■ Goal
Below is a listing; reproduce each line of it exactly.

====== Entries provided

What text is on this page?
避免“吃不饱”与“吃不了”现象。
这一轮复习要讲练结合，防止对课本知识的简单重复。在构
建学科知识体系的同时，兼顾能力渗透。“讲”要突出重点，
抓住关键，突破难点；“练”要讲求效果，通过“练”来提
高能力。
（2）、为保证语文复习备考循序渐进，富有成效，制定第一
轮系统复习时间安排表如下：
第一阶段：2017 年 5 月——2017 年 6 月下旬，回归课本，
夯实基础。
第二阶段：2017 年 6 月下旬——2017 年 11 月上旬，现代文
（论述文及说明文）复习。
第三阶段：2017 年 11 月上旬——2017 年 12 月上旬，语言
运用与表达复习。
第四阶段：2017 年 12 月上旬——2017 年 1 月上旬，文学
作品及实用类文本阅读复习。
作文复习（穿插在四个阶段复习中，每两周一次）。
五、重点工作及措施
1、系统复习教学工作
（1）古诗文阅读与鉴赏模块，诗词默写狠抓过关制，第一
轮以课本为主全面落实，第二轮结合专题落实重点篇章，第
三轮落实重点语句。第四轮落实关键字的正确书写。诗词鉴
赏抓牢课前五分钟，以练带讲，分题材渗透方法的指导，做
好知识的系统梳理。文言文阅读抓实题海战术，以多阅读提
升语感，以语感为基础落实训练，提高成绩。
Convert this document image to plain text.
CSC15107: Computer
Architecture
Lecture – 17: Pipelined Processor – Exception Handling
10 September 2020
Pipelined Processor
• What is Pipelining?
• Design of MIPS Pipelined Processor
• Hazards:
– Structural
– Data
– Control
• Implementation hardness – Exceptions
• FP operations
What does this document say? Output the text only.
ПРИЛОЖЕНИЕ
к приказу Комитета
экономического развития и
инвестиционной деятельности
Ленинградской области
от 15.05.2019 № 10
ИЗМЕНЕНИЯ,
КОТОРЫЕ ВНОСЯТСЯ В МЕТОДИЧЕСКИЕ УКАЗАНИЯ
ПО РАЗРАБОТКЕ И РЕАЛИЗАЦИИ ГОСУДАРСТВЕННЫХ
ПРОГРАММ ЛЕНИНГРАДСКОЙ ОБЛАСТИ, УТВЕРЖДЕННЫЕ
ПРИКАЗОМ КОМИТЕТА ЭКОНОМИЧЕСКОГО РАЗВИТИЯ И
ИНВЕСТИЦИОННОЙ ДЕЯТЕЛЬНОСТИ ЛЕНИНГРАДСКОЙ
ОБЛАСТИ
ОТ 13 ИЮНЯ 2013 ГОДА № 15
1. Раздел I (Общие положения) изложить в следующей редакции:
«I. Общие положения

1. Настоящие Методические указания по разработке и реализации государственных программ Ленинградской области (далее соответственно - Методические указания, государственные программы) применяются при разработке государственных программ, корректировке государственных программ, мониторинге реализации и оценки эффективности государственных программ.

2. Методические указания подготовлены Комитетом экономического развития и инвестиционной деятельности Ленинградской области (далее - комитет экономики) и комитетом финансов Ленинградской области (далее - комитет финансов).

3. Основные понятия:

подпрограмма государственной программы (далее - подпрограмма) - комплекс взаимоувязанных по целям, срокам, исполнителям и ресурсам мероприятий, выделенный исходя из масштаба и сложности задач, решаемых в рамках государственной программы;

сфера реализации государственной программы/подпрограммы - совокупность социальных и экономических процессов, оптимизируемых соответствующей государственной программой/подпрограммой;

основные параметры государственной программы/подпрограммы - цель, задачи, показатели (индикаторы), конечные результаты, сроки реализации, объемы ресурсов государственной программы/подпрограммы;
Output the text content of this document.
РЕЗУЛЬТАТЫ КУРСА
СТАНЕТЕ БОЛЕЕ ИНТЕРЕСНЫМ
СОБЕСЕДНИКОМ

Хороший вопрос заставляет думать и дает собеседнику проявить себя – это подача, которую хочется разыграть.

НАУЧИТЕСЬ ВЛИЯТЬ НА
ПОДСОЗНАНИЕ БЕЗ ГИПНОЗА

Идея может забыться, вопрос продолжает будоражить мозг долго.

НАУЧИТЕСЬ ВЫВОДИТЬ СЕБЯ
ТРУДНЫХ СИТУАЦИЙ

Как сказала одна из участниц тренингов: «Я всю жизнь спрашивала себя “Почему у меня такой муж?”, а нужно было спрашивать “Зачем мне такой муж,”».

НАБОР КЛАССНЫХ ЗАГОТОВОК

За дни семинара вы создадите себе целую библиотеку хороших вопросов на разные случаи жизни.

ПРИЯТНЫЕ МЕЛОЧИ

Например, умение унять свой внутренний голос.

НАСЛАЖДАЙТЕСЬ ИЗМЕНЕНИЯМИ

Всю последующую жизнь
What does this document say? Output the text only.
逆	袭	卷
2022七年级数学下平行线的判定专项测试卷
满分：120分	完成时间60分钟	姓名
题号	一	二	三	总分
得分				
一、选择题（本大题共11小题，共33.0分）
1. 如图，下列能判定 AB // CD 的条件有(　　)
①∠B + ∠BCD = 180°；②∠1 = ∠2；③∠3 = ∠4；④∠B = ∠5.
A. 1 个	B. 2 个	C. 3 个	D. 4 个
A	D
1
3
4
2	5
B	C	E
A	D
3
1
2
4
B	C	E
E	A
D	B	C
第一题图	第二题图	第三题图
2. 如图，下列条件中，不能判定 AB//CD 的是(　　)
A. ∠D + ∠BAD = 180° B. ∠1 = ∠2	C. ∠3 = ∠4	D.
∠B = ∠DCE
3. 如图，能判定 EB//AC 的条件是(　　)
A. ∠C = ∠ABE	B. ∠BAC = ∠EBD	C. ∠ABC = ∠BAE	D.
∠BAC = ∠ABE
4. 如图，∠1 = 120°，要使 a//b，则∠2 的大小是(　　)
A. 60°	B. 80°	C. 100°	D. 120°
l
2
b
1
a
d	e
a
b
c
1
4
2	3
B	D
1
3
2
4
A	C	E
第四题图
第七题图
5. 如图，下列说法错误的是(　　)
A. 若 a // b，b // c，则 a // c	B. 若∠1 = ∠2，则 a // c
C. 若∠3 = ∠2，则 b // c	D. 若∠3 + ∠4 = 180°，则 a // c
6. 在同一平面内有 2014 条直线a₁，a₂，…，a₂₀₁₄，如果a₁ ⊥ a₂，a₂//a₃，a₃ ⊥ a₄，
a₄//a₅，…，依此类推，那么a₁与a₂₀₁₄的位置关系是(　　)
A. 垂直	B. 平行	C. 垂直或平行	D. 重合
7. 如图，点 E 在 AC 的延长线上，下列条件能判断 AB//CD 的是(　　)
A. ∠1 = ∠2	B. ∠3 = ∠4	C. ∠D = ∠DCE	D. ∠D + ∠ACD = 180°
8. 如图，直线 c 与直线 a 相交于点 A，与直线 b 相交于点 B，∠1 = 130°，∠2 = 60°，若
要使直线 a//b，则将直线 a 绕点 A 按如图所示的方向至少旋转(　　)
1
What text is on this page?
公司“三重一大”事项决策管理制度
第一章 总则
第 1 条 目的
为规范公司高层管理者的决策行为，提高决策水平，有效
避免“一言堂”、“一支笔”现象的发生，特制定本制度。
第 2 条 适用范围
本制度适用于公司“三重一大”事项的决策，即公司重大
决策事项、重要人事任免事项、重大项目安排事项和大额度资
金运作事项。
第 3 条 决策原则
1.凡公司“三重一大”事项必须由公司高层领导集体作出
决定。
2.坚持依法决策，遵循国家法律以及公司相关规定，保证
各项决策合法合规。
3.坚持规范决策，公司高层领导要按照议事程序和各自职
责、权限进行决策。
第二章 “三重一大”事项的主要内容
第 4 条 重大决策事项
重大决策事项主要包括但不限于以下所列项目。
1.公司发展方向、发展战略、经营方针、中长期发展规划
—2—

============

■ Written reply
What text is on this page?
避免“吃不饱”与“吃不了”现象。
这一轮复习要讲练结合，防止对课本知识的简单重复。在构
建学科知识体系的同时，兼顾能力渗透。“讲”要突出重点，
抓住关键，突破难点；“练”要讲求效果，通过“练”来提
高能力。
（2）、为保证语文复习备考循序渐进，富有成效，制定第一
轮系统复习时间安排表如下：
第一阶段：2017 年 5 月——2017 年 6 月下旬，回归课本，
夯实基础。
第二阶段：2017 年 6 月下旬——2017 年 11 月上旬，现代文
（论述文及说明文）复习。
第三阶段：2017 年 11 月上旬——2017 年 12 月上旬，语言
运用与表达复习。
第四阶段：2017 年 12 月上旬——2017 年 1 月上旬，文学
作品及实用类文本阅读复习。
作文复习（穿插在四个阶段复习中，每两周一次）。
五、重点工作及措施
1、系统复习教学工作
（1）古诗文阅读与鉴赏模块，诗词默写狠抓过关制，第一
轮以课本为主全面落实，第二轮结合专题落实重点篇章，第
三轮落实重点语句。第四轮落实关键字的正确书写。诗词鉴
赏抓牢课前五分钟，以练带讲，分题材渗透方法的指导，做
好知识的系统梳理。文言文阅读抓实题海战术，以多阅读提
升语感，以语感为基础落实训练，提高成绩。
Convert this document image to plain text.
CSC15107: Computer
Architecture
Lecture – 17: Pipelined Processor – Exception Handling
10 September 2020
Pipelined Processor
• What is Pipelining?
• Design of MIPS Pipelined Processor
• Hazards:
– Structural
– Data
– Control
• Implementation hardness – Exceptions
• FP operations
What does this document say? Output the text only.
ПРИЛОЖЕНИЕ
к приказу Комитета
экономического развития и
инвестиционной деятельности
Ленинградской области
от 15.05.2019 № 10
ИЗМЕНЕНИЯ,
КОТОРЫЕ ВНОСЯТСЯ В МЕТОДИЧЕСКИЕ УКАЗАНИЯ
ПО РАЗРАБОТКЕ И РЕАЛИЗАЦИИ ГОСУДАРСТВЕННЫХ
ПРОГРАММ ЛЕНИНГРАДСКОЙ ОБЛАСТИ, УТВЕРЖДЕННЫЕ
ПРИКАЗОМ КОМИТЕТА ЭКОНОМИЧЕСКОГО РАЗВИТИЯ И
ИНВЕСТИЦИОННОЙ ДЕЯТЕЛЬНОСТИ ЛЕНИНГРАДСКОЙ
ОБЛАСТИ
ОТ 13 ИЮНЯ 2013 ГОДА № 15
1. Раздел I (Общие положения) изложить в следующей редакции:
«I. Общие положения

1. Настоящие Методические указания по разработке и реализации государственных программ Ленинградской области (далее соответственно - Методические указания, государственные программы) применяются при разработке государственных программ, корректировке государственных программ, мониторинге реализации и оценки эффективности государственных программ.

2. Методические указания подготовлены Комитетом экономического развития и инвестиционной деятельности Ленинградской области (далее - комитет экономики) и комитетом финансов Ленинградской области (далее - комитет финансов).

3. Основные понятия:

подпрограмма государственной программы (далее - подпрограмма) - комплекс взаимоувязанных по целям, срокам, исполнителям и ресурсам мероприятий, выделенный исходя из масштаба и сложности задач, решаемых в рамках государственной программы;

сфера реализации государственной программы/подпрограммы - совокупность социальных и экономических процессов, оптимизируемых соответствующей государственной программой/подпрограммой;

основные параметры государственной программы/подпрограммы - цель, задачи, показатели (индикаторы), конечные результаты, сроки реализации, объемы ресурсов государственной программы/подпрограммы;
Output the text content of this document.
РЕЗУЛЬТАТЫ КУРСА
СТАНЕТЕ БОЛЕЕ ИНТЕРЕСНЫМ
СОБЕСЕДНИКОМ

Хороший вопрос заставляет думать и дает собеседнику проявить себя – это подача, которую хочется разыграть.

НАУЧИТЕСЬ ВЛИЯТЬ НА
ПОДСОЗНАНИЕ БЕЗ ГИПНОЗА

Идея может забыться, вопрос продолжает будоражить мозг долго.

НАУЧИТЕСЬ ВЫВОДИТЬ СЕБЯ
ТРУДНЫХ СИТУАЦИЙ

Как сказала одна из участниц тренингов: «Я всю жизнь спрашивала себя “Почему у меня такой муж?”, а нужно было спрашивать “Зачем мне такой муж,”».

НАБОР КЛАССНЫХ ЗАГОТОВОК

За дни семинара вы создадите себе целую библиотеку хороших вопросов на разные случаи жизни.

ПРИЯТНЫЕ МЕЛОЧИ

Например, умение унять свой внутренний голос.

НАСЛАЖДАЙТЕСЬ ИЗМЕНЕНИЯМИ

Всю последующую жизнь
What does this document say? Output the text only.
逆	袭	卷
2022七年级数学下平行线的判定专项测试卷
满分：120分	完成时间60分钟	姓名
题号	一	二	三	总分
得分				
一、选择题（本大题共11小题，共33.0分）
1. 如图，下列能判定 AB // CD 的条件有(　　)
①∠B + ∠BCD = 180°；②∠1 = ∠2；③∠3 = ∠4；④∠B = ∠5.
A. 1 个	B. 2 个	C. 3 个	D. 4 个
A	D
1
3
4
2	5
B	C	E
A	D
3
1
2
4
B	C	E
E	A
D	B	C
第一题图	第二题图	第三题图
2. 如图，下列条件中，不能判定 AB//CD 的是(　　)
A. ∠D + ∠BAD = 180° B. ∠1 = ∠2	C. ∠3 = ∠4	D.
∠B = ∠DCE
3. 如图，能判定 EB//AC 的条件是(　　)
A. ∠C = ∠ABE	B. ∠BAC = ∠EBD	C. ∠ABC = ∠BAE	D.
∠BAC = ∠ABE
4. 如图，∠1 = 120°，要使 a//b，则∠2 的大小是(　　)
A. 60°	B. 80°	C. 100°	D. 120°
l
2
b
1
a
d	e
a
b
c
1
4
2	3
B	D
1
3
2
4
A	C	E
第四题图
第七题图
5. 如图，下列说法错误的是(　　)
A. 若 a // b，b // c，则 a // c	B. 若∠1 = ∠2，则 a // c
C. 若∠3 = ∠2，则 b // c	D. 若∠3 + ∠4 = 180°，则 a // c
6. 在同一平面内有 2014 条直线a₁，a₂，…，a₂₀₁₄，如果a₁ ⊥ a₂，a₂//a₃，a₃ ⊥ a₄，
a₄//a₅，…，依此类推，那么a₁与a₂₀₁₄的位置关系是(　　)
A. 垂直	B. 平行	C. 垂直或平行	D. 重合
7. 如图，点 E 在 AC 的延长线上，下列条件能判断 AB//CD 的是(　　)
A. ∠1 = ∠2	B. ∠3 = ∠4	C. ∠D = ∠DCE	D. ∠D + ∠ACD = 180°
8. 如图，直线 c 与直线 a 相交于点 A，与直线 b 相交于点 B，∠1 = 130°，∠2 = 60°，若
要使直线 a//b，则将直线 a 绕点 A 按如图所示的方向至少旋转(　　)
1
What text is on this page?
公司“三重一大”事项决策管理制度
第一章 总则
第 1 条 目的
为规范公司高层管理者的决策行为，提高决策水平，有效
避免“一言堂”、“一支笔”现象的发生，特制定本制度。
第 2 条 适用范围
本制度适用于公司“三重一大”事项的决策，即公司重大
决策事项、重要人事任免事项、重大项目安排事项和大额度资
金运作事项。
第 3 条 决策原则
1.凡公司“三重一大”事项必须由公司高层领导集体作出
决定。
2.坚持依法决策，遵循国家法律以及公司相关规定，保证
各项决策合法合规。
3.坚持规范决策，公司高层领导要按照议事程序和各自职
责、权限进行决策。
第二章 “三重一大”事项的主要内容
第 4 条 重大决策事项
重大决策事项主要包括但不限于以下所列项目。
1.公司发展方向、发展战略、经营方针、中长期发展规划
—2—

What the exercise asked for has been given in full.